Copy out the complete listing, word for word.

>>

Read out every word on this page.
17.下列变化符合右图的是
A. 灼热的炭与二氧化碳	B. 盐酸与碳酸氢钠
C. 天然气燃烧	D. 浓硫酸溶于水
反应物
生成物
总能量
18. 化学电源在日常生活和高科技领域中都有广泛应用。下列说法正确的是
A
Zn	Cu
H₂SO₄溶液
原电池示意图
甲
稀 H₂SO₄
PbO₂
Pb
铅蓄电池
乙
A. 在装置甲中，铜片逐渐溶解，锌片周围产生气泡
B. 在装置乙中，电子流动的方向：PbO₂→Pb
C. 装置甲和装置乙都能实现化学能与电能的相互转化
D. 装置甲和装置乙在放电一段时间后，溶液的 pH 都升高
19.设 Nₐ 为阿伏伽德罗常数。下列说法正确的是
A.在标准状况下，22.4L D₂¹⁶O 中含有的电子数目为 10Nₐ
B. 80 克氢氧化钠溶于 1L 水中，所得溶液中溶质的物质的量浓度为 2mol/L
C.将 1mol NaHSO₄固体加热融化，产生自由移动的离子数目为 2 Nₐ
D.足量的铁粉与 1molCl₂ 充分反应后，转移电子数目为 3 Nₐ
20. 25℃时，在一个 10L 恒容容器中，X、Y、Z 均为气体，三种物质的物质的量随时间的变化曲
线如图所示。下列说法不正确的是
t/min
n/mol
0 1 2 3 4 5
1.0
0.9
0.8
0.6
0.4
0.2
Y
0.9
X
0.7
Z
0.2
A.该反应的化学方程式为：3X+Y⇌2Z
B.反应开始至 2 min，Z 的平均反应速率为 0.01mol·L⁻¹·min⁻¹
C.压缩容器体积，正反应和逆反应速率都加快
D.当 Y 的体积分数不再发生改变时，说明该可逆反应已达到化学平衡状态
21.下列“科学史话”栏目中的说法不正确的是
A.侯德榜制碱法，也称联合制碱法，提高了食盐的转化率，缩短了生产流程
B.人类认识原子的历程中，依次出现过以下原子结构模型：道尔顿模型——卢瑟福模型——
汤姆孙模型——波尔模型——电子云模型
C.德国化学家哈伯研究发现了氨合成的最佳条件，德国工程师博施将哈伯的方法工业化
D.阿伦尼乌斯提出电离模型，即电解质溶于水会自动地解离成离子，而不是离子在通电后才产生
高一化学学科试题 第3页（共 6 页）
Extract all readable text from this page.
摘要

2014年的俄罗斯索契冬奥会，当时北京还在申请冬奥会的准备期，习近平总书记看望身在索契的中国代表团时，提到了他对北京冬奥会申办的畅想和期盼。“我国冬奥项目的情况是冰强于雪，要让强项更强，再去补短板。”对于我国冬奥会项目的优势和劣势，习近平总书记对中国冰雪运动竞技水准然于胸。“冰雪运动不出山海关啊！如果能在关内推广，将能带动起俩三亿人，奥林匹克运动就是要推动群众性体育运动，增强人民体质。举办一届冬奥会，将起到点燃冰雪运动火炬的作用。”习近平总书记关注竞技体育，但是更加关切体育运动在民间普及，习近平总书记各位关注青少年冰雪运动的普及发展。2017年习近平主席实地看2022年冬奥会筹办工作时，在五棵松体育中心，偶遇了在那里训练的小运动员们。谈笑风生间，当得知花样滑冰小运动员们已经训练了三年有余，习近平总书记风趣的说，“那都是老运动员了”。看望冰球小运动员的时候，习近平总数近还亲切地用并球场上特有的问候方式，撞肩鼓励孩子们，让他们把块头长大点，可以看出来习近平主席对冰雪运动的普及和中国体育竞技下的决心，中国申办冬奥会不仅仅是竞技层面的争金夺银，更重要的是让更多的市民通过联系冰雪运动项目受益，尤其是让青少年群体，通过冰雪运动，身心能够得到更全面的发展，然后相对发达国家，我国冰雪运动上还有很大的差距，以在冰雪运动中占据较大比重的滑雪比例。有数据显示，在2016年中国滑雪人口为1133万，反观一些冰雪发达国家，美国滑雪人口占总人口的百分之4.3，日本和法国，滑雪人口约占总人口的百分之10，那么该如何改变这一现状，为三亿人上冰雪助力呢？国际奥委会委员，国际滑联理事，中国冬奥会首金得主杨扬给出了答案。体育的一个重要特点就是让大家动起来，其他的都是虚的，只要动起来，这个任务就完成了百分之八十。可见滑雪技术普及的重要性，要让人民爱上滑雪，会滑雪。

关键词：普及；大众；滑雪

<<

# RESULT
Read out every word on this page.
17.下列变化符合右图的是
A. 灼热的炭与二氧化碳	B. 盐酸与碳酸氢钠
C. 天然气燃烧	D. 浓硫酸溶于水
反应物
生成物
总能量
18. 化学电源在日常生活和高科技领域中都有广泛应用。下列说法正确的是
A
Zn	Cu
H₂SO₄溶液
原电池示意图
甲
稀 H₂SO₄
PbO₂
Pb
铅蓄电池
乙
A. 在装置甲中，铜片逐渐溶解，锌片周围产生气泡
B. 在装置乙中，电子流动的方向：PbO₂→Pb
C. 装置甲和装置乙都能实现化学能与电能的相互转化
D. 装置甲和装置乙在放电一段时间后，溶液的 pH 都升高
19.设 Nₐ 为阿伏伽德罗常数。下列说法正确的是
A.在标准状况下，22.4L D₂¹⁶O 中含有的电子数目为 10Nₐ
B. 80 克氢氧化钠溶于 1L 水中，所得溶液中溶质的物质的量浓度为 2mol/L
C.将 1mol NaHSO₄固体加热融化，产生自由移动的离子数目为 2 Nₐ
D.足量的铁粉与 1molCl₂ 充分反应后，转移电子数目为 3 Nₐ
20. 25℃时，在一个 10L 恒容容器中，X、Y、Z 均为气体，三种物质的物质的量随时间的变化曲
线如图所示。下列说法不正确的是
t/min
n/mol
0 1 2 3 4 5
1.0
0.9
0.8
0.6
0.4
0.2
Y
0.9
X
0.7
Z
0.2
A.该反应的化学方程式为：3X+Y⇌2Z
B.反应开始至 2 min，Z 的平均反应速率为 0.01mol·L⁻¹·min⁻¹
C.压缩容器体积，正反应和逆反应速率都加快
D.当 Y 的体积分数不再发生改变时，说明该可逆反应已达到化学平衡状态
21.下列“科学史话”栏目中的说法不正确的是
A.侯德榜制碱法，也称联合制碱法，提高了食盐的转化率，缩短了生产流程
B.人类认识原子的历程中，依次出现过以下原子结构模型：道尔顿模型——卢瑟福模型——
汤姆孙模型——波尔模型——电子云模型
C.德国化学家哈伯研究发现了氨合成的最佳条件，德国工程师博施将哈伯的方法工业化
D.阿伦尼乌斯提出电离模型，即电解质溶于水会自动地解离成离子，而不是离子在通电后才产生
高一化学学科试题 第3页（共 6 页）
Extract all readable text from this page.
摘要

2014年的俄罗斯索契冬奥会，当时北京还在申请冬奥会的准备期，习近平总书记看望身在索契的中国代表团时，提到了他对北京冬奥会申办的畅想和期盼。“我国冬奥项目的情况是冰强于雪，要让强项更强，再去补短板。”对于我国冬奥会项目的优势和劣势，习近平总书记对中国冰雪运动竞技水准然于胸。“冰雪运动不出山海关啊！如果能在关内推广，将能带动起俩三亿人，奥林匹克运动就是要推动群众性体育运动，增强人民体质。举办一届冬奥会，将起到点燃冰雪运动火炬的作用。”习近平总书记关注竞技体育，但是更加关切体育运动在民间普及，习近平总书记各位关注青少年冰雪运动的普及发展。2017年习近平主席实地看2022年冬奥会筹办工作时，在五棵松体育中心，偶遇了在那里训练的小运动员们。谈笑风生间，当得知花样滑冰小运动员们已经训练了三年有余，习近平总书记风趣的说，“那都是老运动员了”。看望冰球小运动员的时候，习近平总数近还亲切地用并球场上特有的问候方式，撞肩鼓励孩子们，让他们把块头长大点，可以看出来习近平主席对冰雪运动的普及和中国体育竞技下的决心，中国申办冬奥会不仅仅是竞技层面的争金夺银，更重要的是让更多的市民通过联系冰雪运动项目受益，尤其是让青少年群体，通过冰雪运动，身心能够得到更全面的发展，然后相对发达国家，我国冰雪运动上还有很大的差距，以在冰雪运动中占据较大比重的滑雪比例。有数据显示，在2016年中国滑雪人口为1133万，反观一些冰雪发达国家，美国滑雪人口占总人口的百分之4.3，日本和法国，滑雪人口约占总人口的百分之10，那么该如何改变这一现状，为三亿人上冰雪助力呢？国际奥委会委员，国际滑联理事，中国冬奥会首金得主杨扬给出了答案。体育的一个重要特点就是让大家动起来，其他的都是虚的，只要动起来，这个任务就完成了百分之八十。可见滑雪技术普及的重要性，要让人民爱上滑雪，会滑雪。

关键词：普及；大众；滑雪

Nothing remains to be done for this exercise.